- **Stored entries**
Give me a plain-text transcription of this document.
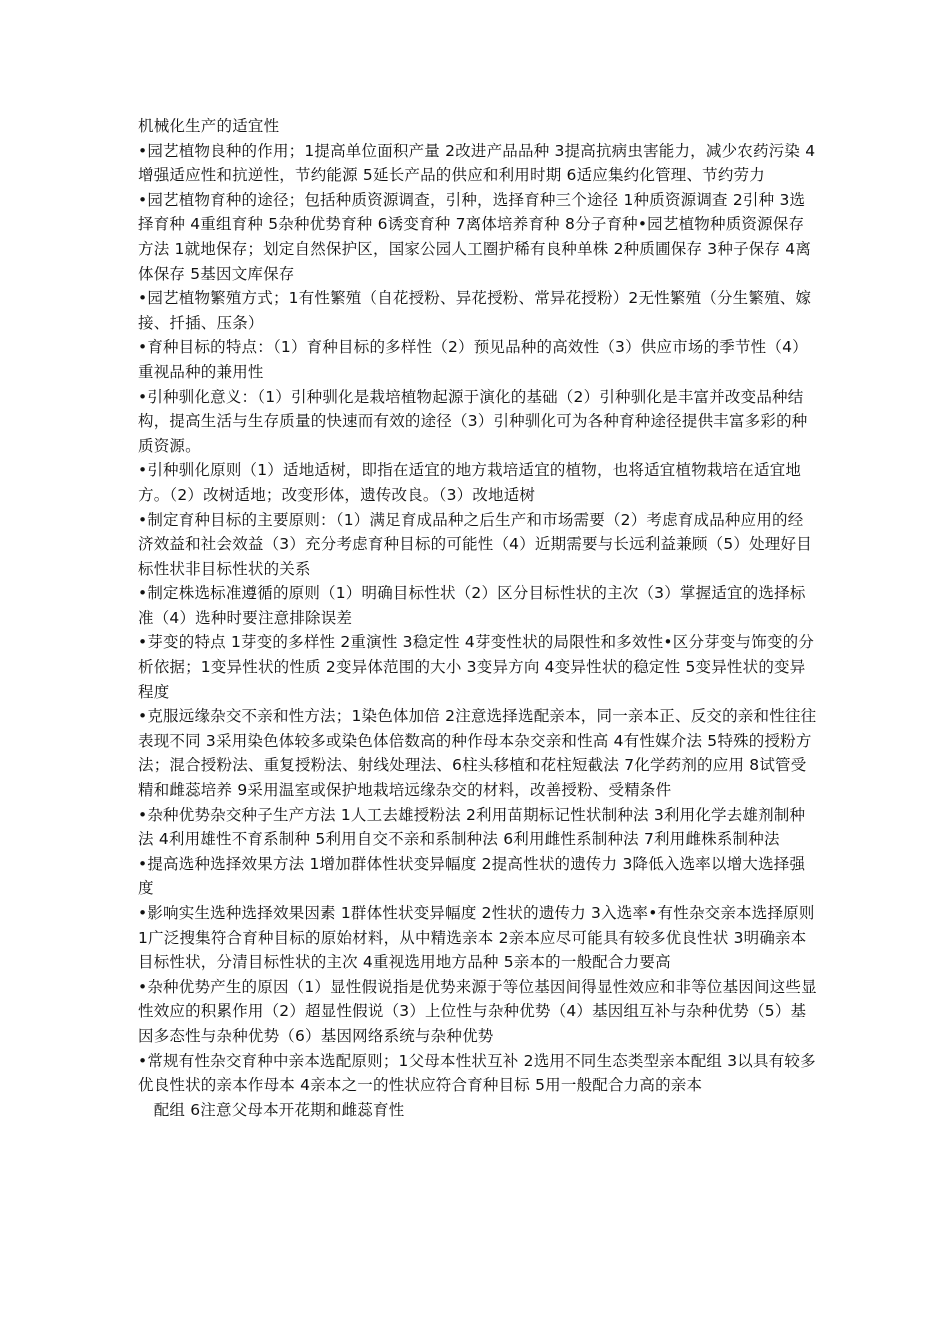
机械化生产的适宜性

•园艺植物良种的作用；1提高单位面积产量 2改进产品品种 3提高抗病虫害能力，减少农药污染 4增强适应性和抗逆性，节约能源 5延长产品的供应和利用时期 6适应集约化管理、节约劳力

•园艺植物育种的途径；包括种质资源调查，引种，选择育种三个途径 1种质资源调查 2引种 3选择育种 4重组育种 5杂种优势育种 6诱变育种 7离体培养育种 8分子育种•园艺植物种质资源保存方法 1就地保存；划定自然保护区，国家公园人工圈护稀有良种单株 2种质圃保存 3种子保存 4离体保存 5基因文库保存

•园艺植物繁殖方式；1有性繁殖（自花授粉、异花授粉、常异花授粉）2无性繁殖（分生繁殖、嫁接、扦插、压条）

•育种目标的特点：（1）育种目标的多样性（2）预见品种的高效性（3）供应市场的季节性（4）重视品种的兼用性

•引种驯化意义：（1）引种驯化是栽培植物起源于演化的基础（2）引种驯化是丰富并改变品种结构，提高生活与生存质量的快速而有效的途径（3）引种驯化可为各种育种途径提供丰富多彩的种质资源。

•引种驯化原则（1）适地适树，即指在适宜的地方栽培适宜的植物，也将适宜植物栽培在适宜地方。（2）改树适地；改变形体，遗传改良。（3）改地适树

•制定育种目标的主要原则：（1）满足育成品种之后生产和市场需要（2）考虑育成品种应用的经济效益和社会效益（3）充分考虑育种目标的可能性（4）近期需要与长远利益兼顾（5）处理好目标性状非目标性状的关系

•制定株选标准遵循的原则（1）明确目标性状（2）区分目标性状的主次（3）掌握适宜的选择标准（4）选种时要注意排除误差

•芽变的特点 1芽变的多样性 2重演性 3稳定性 4芽变性状的局限性和多效性•区分芽变与饰变的分析依据；1变异性状的性质 2变异体范围的大小 3变异方向 4变异性状的稳定性 5变异性状的变异程度

•克服远缘杂交不亲和性方法；1染色体加倍 2注意选择选配亲本，同一亲本正、反交的亲和性往往表现不同 3采用染色体较多或染色体倍数高的种作母本杂交亲和性高 4有性媒介法 5特殊的授粉方法；混合授粉法、重复授粉法、射线处理法、6柱头移植和花柱短截法 7化学药剂的应用 8试管受精和雌蕊培养 9采用温室或保护地栽培远缘杂交的材料，改善授粉、受精条件

•杂种优势杂交种子生产方法 1人工去雄授粉法 2利用苗期标记性状制种法 3利用化学去雄剂制种法 4利用雄性不育系制种 5利用自交不亲和系制种法 6利用雌性系制种法 7利用雌株系制种法

•提高选种选择效果方法 1增加群体性状变异幅度 2提高性状的遗传力 3降低入选率以增大选择强度

•影响实生选种选择效果因素 1群体性状变异幅度 2性状的遗传力 3入选率•有性杂交亲本选择原则 1广泛搜集符合育种目标的原始材料，从中精选亲本 2亲本应尽可能具有较多优良性状 3明确亲本目标性状，分清目标性状的主次 4重视选用地方品种 5亲本的一般配合力要高

•杂种优势产生的原因（1）显性假说指是优势来源于等位基因间得显性效应和非等位基因间这些显性效应的积累作用（2）超显性假说（3）上位性与杂种优势（4）基因组互补与杂种优势（5）基因多态性与杂种优势（6）基因网络系统与杂种优势

•常规有性杂交育种中亲本选配原则；1父母本性状互补 2选用不同生态类型亲本配组 3以具有较多优良性状的亲本作母本 4亲本之一的性状应符合育种目标 5用一般配合力高的亲本

　配组 6注意父母本开花期和雌蕊育性
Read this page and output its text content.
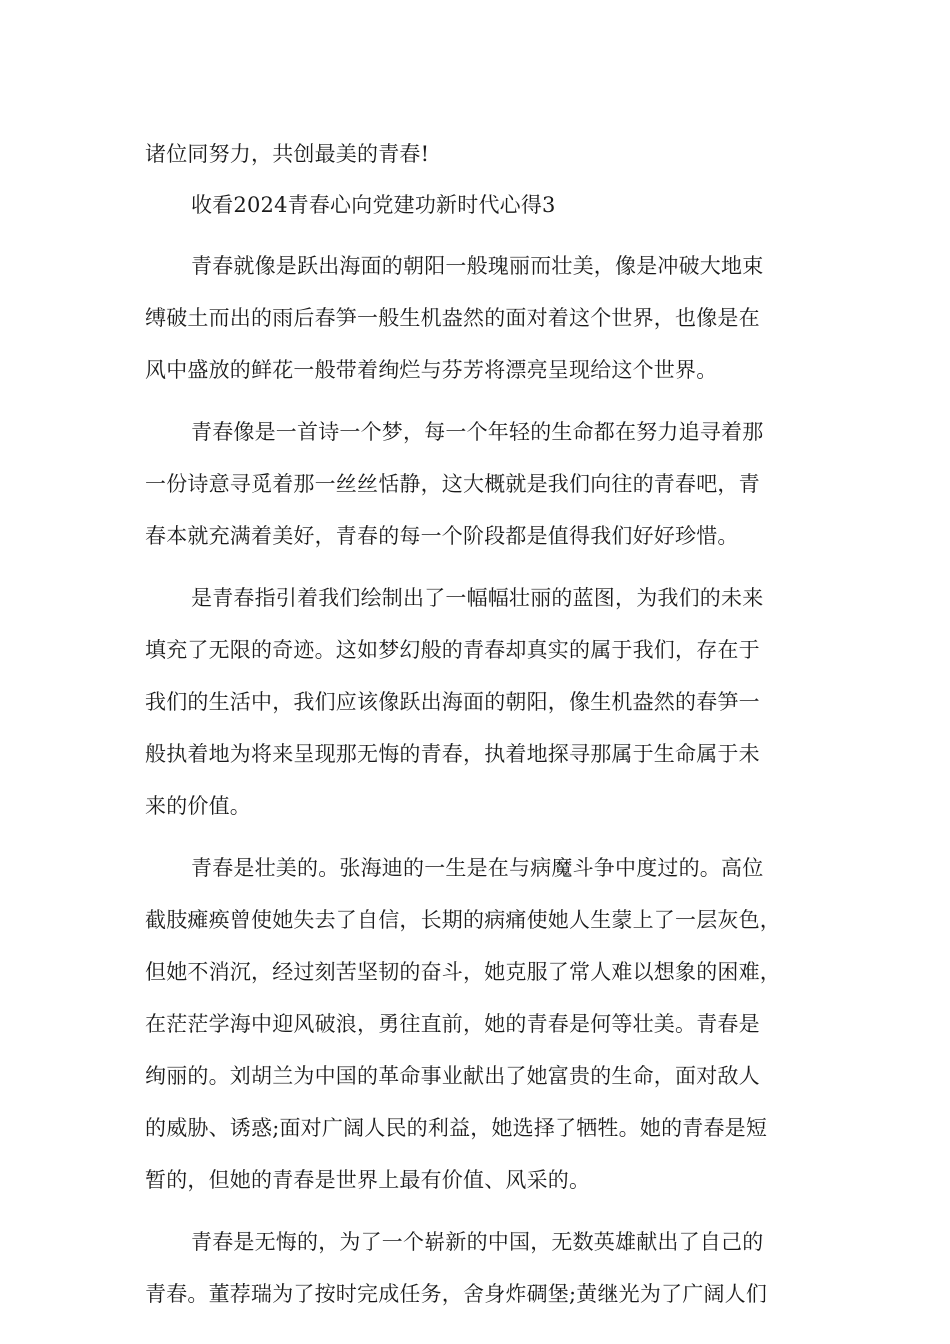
诸位同努力，共创最美的青春!
收看2024青春心向党建功新时代心得3
青春就像是跃出海面的朝阳一般瑰丽而壮美，像是冲破大地束
缚破土而出的雨后春笋一般生机盎然的面对着这个世界，也像是在
风中盛放的鲜花一般带着绚烂与芬芳将漂亮呈现给这个世界。
青春像是一首诗一个梦，每一个年轻的生命都在努力追寻着那
一份诗意寻觅着那一丝丝恬静，这大概就是我们向往的青春吧，青
春本就充满着美好，青春的每一个阶段都是值得我们好好珍惜。
是青春指引着我们绘制出了一幅幅壮丽的蓝图，为我们的未来
填充了无限的奇迹。这如梦幻般的青春却真实的属于我们，存在于
我们的生活中，我们应该像跃出海面的朝阳，像生机盎然的春笋一
般执着地为将来呈现那无悔的青春，执着地探寻那属于生命属于未
来的价值。
青春是壮美的。张海迪的一生是在与病魔斗争中度过的。高位
截肢瘫痪曾使她失去了自信，长期的病痛使她人生蒙上了一层灰色，
但她不消沉，经过刻苦坚韧的奋斗，她克服了常人难以想象的困难，
在茫茫学海中迎风破浪，勇往直前，她的青春是何等壮美。青春是
绚丽的。刘胡兰为中国的革命事业献出了她富贵的生命，面对敌人
的威胁、诱惑;面对广阔人民的利益，她选择了牺牲。她的青春是短
暂的，但她的青春是世界上最有价值、风采的。
青春是无悔的，为了一个崭新的中国，无数英雄献出了自己的
青春。董荐瑞为了按时完成任务，舍身炸碉堡;黄继光为了广阔人们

- **WHAT IS NEEDED**
Copy the records above exactly. The pictures are not part of the copy.

- **RESPONSE FOR THIS EXERCISE**
Give me a plain-text transcription of this document.
机械化生产的适宜性

•园艺植物良种的作用；1提高单位面积产量 2改进产品品种 3提高抗病虫害能力，减少农药污染 4增强适应性和抗逆性，节约能源 5延长产品的供应和利用时期 6适应集约化管理、节约劳力

•园艺植物育种的途径；包括种质资源调查，引种，选择育种三个途径 1种质资源调查 2引种 3选择育种 4重组育种 5杂种优势育种 6诱变育种 7离体培养育种 8分子育种•园艺植物种质资源保存方法 1就地保存；划定自然保护区，国家公园人工圈护稀有良种单株 2种质圃保存 3种子保存 4离体保存 5基因文库保存

•园艺植物繁殖方式；1有性繁殖（自花授粉、异花授粉、常异花授粉）2无性繁殖（分生繁殖、嫁接、扦插、压条）

•育种目标的特点：（1）育种目标的多样性（2）预见品种的高效性（3）供应市场的季节性（4）重视品种的兼用性

•引种驯化意义：（1）引种驯化是栽培植物起源于演化的基础（2）引种驯化是丰富并改变品种结构，提高生活与生存质量的快速而有效的途径（3）引种驯化可为各种育种途径提供丰富多彩的种质资源。

•引种驯化原则（1）适地适树，即指在适宜的地方栽培适宜的植物，也将适宜植物栽培在适宜地方。（2）改树适地；改变形体，遗传改良。（3）改地适树

•制定育种目标的主要原则：（1）满足育成品种之后生产和市场需要（2）考虑育成品种应用的经济效益和社会效益（3）充分考虑育种目标的可能性（4）近期需要与长远利益兼顾（5）处理好目标性状非目标性状的关系

•制定株选标准遵循的原则（1）明确目标性状（2）区分目标性状的主次（3）掌握适宜的选择标准（4）选种时要注意排除误差

•芽变的特点 1芽变的多样性 2重演性 3稳定性 4芽变性状的局限性和多效性•区分芽变与饰变的分析依据；1变异性状的性质 2变异体范围的大小 3变异方向 4变异性状的稳定性 5变异性状的变异程度

•克服远缘杂交不亲和性方法；1染色体加倍 2注意选择选配亲本，同一亲本正、反交的亲和性往往表现不同 3采用染色体较多或染色体倍数高的种作母本杂交亲和性高 4有性媒介法 5特殊的授粉方法；混合授粉法、重复授粉法、射线处理法、6柱头移植和花柱短截法 7化学药剂的应用 8试管受精和雌蕊培养 9采用温室或保护地栽培远缘杂交的材料，改善授粉、受精条件

•杂种优势杂交种子生产方法 1人工去雄授粉法 2利用苗期标记性状制种法 3利用化学去雄剂制种法 4利用雄性不育系制种 5利用自交不亲和系制种法 6利用雌性系制种法 7利用雌株系制种法

•提高选种选择效果方法 1增加群体性状变异幅度 2提高性状的遗传力 3降低入选率以增大选择强度

•影响实生选种选择效果因素 1群体性状变异幅度 2性状的遗传力 3入选率•有性杂交亲本选择原则 1广泛搜集符合育种目标的原始材料，从中精选亲本 2亲本应尽可能具有较多优良性状 3明确亲本目标性状，分清目标性状的主次 4重视选用地方品种 5亲本的一般配合力要高

•杂种优势产生的原因（1）显性假说指是优势来源于等位基因间得显性效应和非等位基因间这些显性效应的积累作用（2）超显性假说（3）上位性与杂种优势（4）基因组互补与杂种优势（5）基因多态性与杂种优势（6）基因网络系统与杂种优势

•常规有性杂交育种中亲本选配原则；1父母本性状互补 2选用不同生态类型亲本配组 3以具有较多优良性状的亲本作母本 4亲本之一的性状应符合育种目标 5用一般配合力高的亲本

　配组 6注意父母本开花期和雌蕊育性
Read this page and output its text content.
诸位同努力，共创最美的青春!
收看2024青春心向党建功新时代心得3
青春就像是跃出海面的朝阳一般瑰丽而壮美，像是冲破大地束
缚破土而出的雨后春笋一般生机盎然的面对着这个世界，也像是在
风中盛放的鲜花一般带着绚烂与芬芳将漂亮呈现给这个世界。
青春像是一首诗一个梦，每一个年轻的生命都在努力追寻着那
一份诗意寻觅着那一丝丝恬静，这大概就是我们向往的青春吧，青
春本就充满着美好，青春的每一个阶段都是值得我们好好珍惜。
是青春指引着我们绘制出了一幅幅壮丽的蓝图，为我们的未来
填充了无限的奇迹。这如梦幻般的青春却真实的属于我们，存在于
我们的生活中，我们应该像跃出海面的朝阳，像生机盎然的春笋一
般执着地为将来呈现那无悔的青春，执着地探寻那属于生命属于未
来的价值。
青春是壮美的。张海迪的一生是在与病魔斗争中度过的。高位
截肢瘫痪曾使她失去了自信，长期的病痛使她人生蒙上了一层灰色，
但她不消沉，经过刻苦坚韧的奋斗，她克服了常人难以想象的困难，
在茫茫学海中迎风破浪，勇往直前，她的青春是何等壮美。青春是
绚丽的。刘胡兰为中国的革命事业献出了她富贵的生命，面对敌人
的威胁、诱惑;面对广阔人民的利益，她选择了牺牲。她的青春是短
暂的，但她的青春是世界上最有价值、风采的。
青春是无悔的，为了一个崭新的中国，无数英雄献出了自己的
青春。董荐瑞为了按时完成任务，舍身炸碉堡;黄继光为了广阔人们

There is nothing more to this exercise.